# [Given exercise]
The entries need to be copied exactly.

※ ※ ※

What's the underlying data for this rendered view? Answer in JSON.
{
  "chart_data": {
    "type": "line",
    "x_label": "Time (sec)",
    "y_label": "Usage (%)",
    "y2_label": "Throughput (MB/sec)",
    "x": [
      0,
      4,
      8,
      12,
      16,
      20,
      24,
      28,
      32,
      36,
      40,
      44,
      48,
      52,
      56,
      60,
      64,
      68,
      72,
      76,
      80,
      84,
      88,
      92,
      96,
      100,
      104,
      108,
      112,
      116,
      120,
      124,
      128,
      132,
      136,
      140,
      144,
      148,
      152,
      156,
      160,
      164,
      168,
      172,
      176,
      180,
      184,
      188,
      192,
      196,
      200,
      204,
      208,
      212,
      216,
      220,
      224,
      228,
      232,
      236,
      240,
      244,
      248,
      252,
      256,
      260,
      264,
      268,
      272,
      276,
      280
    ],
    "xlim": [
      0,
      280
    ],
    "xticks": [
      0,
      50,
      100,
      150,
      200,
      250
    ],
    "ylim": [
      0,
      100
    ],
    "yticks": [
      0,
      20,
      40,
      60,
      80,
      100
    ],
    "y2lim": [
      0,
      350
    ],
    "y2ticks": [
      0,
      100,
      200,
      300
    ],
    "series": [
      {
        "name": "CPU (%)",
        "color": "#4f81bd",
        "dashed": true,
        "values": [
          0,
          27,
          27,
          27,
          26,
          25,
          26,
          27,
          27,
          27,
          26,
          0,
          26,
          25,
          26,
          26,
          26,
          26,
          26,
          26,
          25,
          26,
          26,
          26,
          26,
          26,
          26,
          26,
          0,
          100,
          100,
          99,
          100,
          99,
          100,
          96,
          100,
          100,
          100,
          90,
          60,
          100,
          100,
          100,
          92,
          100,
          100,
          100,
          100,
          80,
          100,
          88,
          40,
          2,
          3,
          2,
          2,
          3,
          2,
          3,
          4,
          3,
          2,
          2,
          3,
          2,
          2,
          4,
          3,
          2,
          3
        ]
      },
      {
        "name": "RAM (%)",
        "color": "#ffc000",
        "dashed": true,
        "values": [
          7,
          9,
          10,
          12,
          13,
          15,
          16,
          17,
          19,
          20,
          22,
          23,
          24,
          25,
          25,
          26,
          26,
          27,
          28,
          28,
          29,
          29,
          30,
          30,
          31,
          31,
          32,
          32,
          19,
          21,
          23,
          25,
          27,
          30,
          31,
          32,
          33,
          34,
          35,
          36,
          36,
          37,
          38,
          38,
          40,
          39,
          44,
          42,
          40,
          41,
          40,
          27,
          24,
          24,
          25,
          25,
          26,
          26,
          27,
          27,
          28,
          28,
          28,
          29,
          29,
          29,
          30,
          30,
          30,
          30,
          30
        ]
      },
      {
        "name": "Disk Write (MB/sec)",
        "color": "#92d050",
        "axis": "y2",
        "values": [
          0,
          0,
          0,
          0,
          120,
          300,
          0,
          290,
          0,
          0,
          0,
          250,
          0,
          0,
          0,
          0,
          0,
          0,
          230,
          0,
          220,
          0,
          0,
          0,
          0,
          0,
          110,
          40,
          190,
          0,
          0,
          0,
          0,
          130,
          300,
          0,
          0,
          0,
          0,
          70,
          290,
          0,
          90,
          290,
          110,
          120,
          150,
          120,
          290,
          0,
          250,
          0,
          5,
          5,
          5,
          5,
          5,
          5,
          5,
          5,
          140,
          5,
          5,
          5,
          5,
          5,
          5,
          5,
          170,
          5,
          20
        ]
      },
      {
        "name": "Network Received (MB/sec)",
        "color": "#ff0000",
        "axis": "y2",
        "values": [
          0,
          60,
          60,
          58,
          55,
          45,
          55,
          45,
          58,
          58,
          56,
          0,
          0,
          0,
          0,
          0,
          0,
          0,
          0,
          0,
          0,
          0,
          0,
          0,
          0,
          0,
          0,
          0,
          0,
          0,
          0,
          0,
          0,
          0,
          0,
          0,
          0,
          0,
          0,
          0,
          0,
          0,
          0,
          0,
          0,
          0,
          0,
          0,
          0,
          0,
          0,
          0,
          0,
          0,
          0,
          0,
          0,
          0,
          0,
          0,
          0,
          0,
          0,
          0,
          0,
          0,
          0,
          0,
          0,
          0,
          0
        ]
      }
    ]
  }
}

※ ※ ※

# [Result of this task]
What's the underlying data for this rendered view? Answer in JSON.
{
  "chart_data": {
    "type": "line",
    "x_label": "Time (sec)",
    "y_label": "Usage (%)",
    "y2_label": "Throughput (MB/sec)",
    "x": [
      0,
      4,
      8,
      12,
      16,
      20,
      24,
      28,
      32,
      36,
      40,
      44,
      48,
      52,
      56,
      60,
      64,
      68,
      72,
      76,
      80,
      84,
      88,
      92,
      96,
      100,
      104,
      108,
      112,
      116,
      120,
      124,
      128,
      132,
      136,
      140,
      144,
      148,
      152,
      156,
      160,
      164,
      168,
      172,
      176,
      180,
      184,
      188,
      192,
      196,
      200,
      204,
      208,
      212,
      216,
      220,
      224,
      228,
      232,
      236,
      240,
      244,
      248,
      252,
      256,
      260,
      264,
      268,
      272,
      276,
      280
    ],
    "xlim": [
      0,
      280
    ],
    "xticks": [
      0,
      50,
      100,
      150,
      200,
      250
    ],
    "ylim": [
      0,
      100
    ],
    "yticks": [
      0,
      20,
      40,
      60,
      80,
      100
    ],
    "y2lim": [
      0,
      350
    ],
    "y2ticks": [
      0,
      100,
      200,
      300
    ],
    "series": [
      {
        "name": "CPU (%)",
        "color": "#4f81bd",
        "dashed": true,
        "values": [
          0,
          27,
          27,
          27,
          26,
          25,
          26,
          27,
          27,
          27,
          26,
          0,
          26,
          25,
          26,
          26,
          26,
          26,
          26,
          26,
          25,
          26,
          26,
          26,
          26,
          26,
          26,
          26,
          0,
          100,
          100,
          99,
          100,
          99,
          100,
          96,
          100,
          100,
          100,
          90,
          60,
          100,
          100,
          100,
          92,
          100,
          100,
          100,
          100,
          80,
          100,
          88,
          40,
          2,
          3,
          2,
          2,
          3,
          2,
          3,
          4,
          3,
          2,
          2,
          3,
          2,
          2,
          4,
          3,
          2,
          3
        ]
      },
      {
        "name": "RAM (%)",
        "color": "#ffc000",
        "dashed": true,
        "values": [
          7,
          9,
          10,
          12,
          13,
          15,
          16,
          17,
          19,
          20,
          22,
          23,
          24,
          25,
          25,
          26,
          26,
          27,
          28,
          28,
          29,
          29,
          30,
          30,
          31,
          31,
          32,
          32,
          19,
          21,
          23,
          25,
          27,
          30,
          31,
          32,
          33,
          34,
          35,
          36,
          36,
          37,
          38,
          38,
          40,
          39,
          44,
          42,
          40,
          41,
          40,
          27,
          24,
          24,
          25,
          25,
          26,
          26,
          27,
          27,
          28,
          28,
          28,
          29,
          29,
          29,
          30,
          30,
          30,
          30,
          30
        ]
      },
      {
        "name": "Disk Write (MB/sec)",
        "color": "#92d050",
        "axis": "y2",
        "values": [
          0,
          0,
          0,
          0,
          120,
          300,
          0,
          290,
          0,
          0,
          0,
          250,
          0,
          0,
          0,
          0,
          0,
          0,
          230,
          0,
          220,
          0,
          0,
          0,
          0,
          0,
          110,
          40,
          190,
          0,
          0,
          0,
          0,
          130,
          300,
          0,
          0,
          0,
          0,
          70,
          290,
          0,
          90,
          290,
          110,
          120,
          150,
          120,
          290,
          0,
          250,
          0,
          5,
          5,
          5,
          5,
          5,
          5,
          5,
          5,
          140,
          5,
          5,
          5,
          5,
          5,
          5,
          5,
          170,
          5,
          20
        ]
      },
      {
        "name": "Network Received (MB/sec)",
        "color": "#ff0000",
        "axis": "y2",
        "values": [
          0,
          60,
          60,
          58,
          55,
          45,
          55,
          45,
          58,
          58,
          56,
          0,
          0,
          0,
          0,
          0,
          0,
          0,
          0,
          0,
          0,
          0,
          0,
          0,
          0,
          0,
          0,
          0,
          0,
          0,
          0,
          0,
          0,
          0,
          0,
          0,
          0,
          0,
          0,
          0,
          0,
          0,
          0,
          0,
          0,
          0,
          0,
          0,
          0,
          0,
          0,
          0,
          0,
          0,
          0,
          0,
          0,
          0,
          0,
          0,
          0,
          0,
          0,
          0,
          0,
          0,
          0,
          0,
          0,
          0,
          0
        ]
      }
    ]
  }
}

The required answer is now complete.